- **Task requirements**: Each record needs to be echoed exactly; can you do that?

== Input material

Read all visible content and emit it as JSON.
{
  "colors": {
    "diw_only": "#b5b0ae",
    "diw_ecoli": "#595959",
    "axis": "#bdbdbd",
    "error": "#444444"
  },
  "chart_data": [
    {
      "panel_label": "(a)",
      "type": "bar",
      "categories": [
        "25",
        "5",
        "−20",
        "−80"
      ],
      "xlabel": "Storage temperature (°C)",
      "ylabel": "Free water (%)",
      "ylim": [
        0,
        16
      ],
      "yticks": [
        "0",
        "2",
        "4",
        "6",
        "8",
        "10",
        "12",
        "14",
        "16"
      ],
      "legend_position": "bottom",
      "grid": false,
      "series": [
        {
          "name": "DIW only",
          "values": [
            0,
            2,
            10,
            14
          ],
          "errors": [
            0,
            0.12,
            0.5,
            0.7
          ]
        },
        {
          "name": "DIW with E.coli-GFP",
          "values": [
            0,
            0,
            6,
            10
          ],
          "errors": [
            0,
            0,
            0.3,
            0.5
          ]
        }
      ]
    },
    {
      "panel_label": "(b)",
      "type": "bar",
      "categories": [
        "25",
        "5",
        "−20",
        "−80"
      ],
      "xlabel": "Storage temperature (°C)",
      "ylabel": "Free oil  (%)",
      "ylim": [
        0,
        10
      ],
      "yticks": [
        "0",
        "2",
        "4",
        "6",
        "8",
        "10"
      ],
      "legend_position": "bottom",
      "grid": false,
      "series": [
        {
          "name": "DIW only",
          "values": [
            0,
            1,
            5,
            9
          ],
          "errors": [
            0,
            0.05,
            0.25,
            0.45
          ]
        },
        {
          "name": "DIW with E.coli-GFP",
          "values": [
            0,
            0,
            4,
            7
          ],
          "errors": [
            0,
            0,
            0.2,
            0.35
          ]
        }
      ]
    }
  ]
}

====

- **Full output**:
Read all visible content and emit it as JSON.
{
  "colors": {
    "diw_only": "#b5b0ae",
    "diw_ecoli": "#595959",
    "axis": "#bdbdbd",
    "error": "#444444"
  },
  "chart_data": [
    {
      "panel_label": "(a)",
      "type": "bar",
      "categories": [
        "25",
        "5",
        "−20",
        "−80"
      ],
      "xlabel": "Storage temperature (°C)",
      "ylabel": "Free water (%)",
      "ylim": [
        0,
        16
      ],
      "yticks": [
        "0",
        "2",
        "4",
        "6",
        "8",
        "10",
        "12",
        "14",
        "16"
      ],
      "legend_position": "bottom",
      "grid": false,
      "series": [
        {
          "name": "DIW only",
          "values": [
            0,
            2,
            10,
            14
          ],
          "errors": [
            0,
            0.12,
            0.5,
            0.7
          ]
        },
        {
          "name": "DIW with E.coli-GFP",
          "values": [
            0,
            0,
            6,
            10
          ],
          "errors": [
            0,
            0,
            0.3,
            0.5
          ]
        }
      ]
    },
    {
      "panel_label": "(b)",
      "type": "bar",
      "categories": [
        "25",
        "5",
        "−20",
        "−80"
      ],
      "xlabel": "Storage temperature (°C)",
      "ylabel": "Free oil  (%)",
      "ylim": [
        0,
        10
      ],
      "yticks": [
        "0",
        "2",
        "4",
        "6",
        "8",
        "10"
      ],
      "legend_position": "bottom",
      "grid": false,
      "series": [
        {
          "name": "DIW only",
          "values": [
            0,
            1,
            5,
            9
          ],
          "errors": [
            0,
            0.05,
            0.25,
            0.45
          ]
        },
        {
          "name": "DIW with E.coli-GFP",
          "values": [
            0,
            0,
            4,
            7
          ],
          "errors": [
            0,
            0,
            0.2,
            0.35
          ]
        }
      ]
    }
  ]
}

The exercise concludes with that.